Directive ->
Which lines in the material below contain the word "name"? Copy each of them.

Records from a collection:
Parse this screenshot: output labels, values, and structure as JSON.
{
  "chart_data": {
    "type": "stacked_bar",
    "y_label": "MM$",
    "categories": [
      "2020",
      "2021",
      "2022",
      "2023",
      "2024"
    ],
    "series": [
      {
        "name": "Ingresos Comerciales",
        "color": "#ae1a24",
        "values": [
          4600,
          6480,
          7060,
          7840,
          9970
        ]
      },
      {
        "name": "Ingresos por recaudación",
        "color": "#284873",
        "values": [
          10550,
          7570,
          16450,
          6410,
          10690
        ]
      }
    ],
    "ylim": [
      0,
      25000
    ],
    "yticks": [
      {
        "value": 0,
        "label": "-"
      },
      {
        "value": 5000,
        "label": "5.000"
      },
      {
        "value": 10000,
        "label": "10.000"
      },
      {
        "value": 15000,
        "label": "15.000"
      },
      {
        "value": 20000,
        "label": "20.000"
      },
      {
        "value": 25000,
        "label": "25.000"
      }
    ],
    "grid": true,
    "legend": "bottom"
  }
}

Result of the exercise ->
        "name": "Ingresos Comerciales",
        "name": "Ingresos por recaudación",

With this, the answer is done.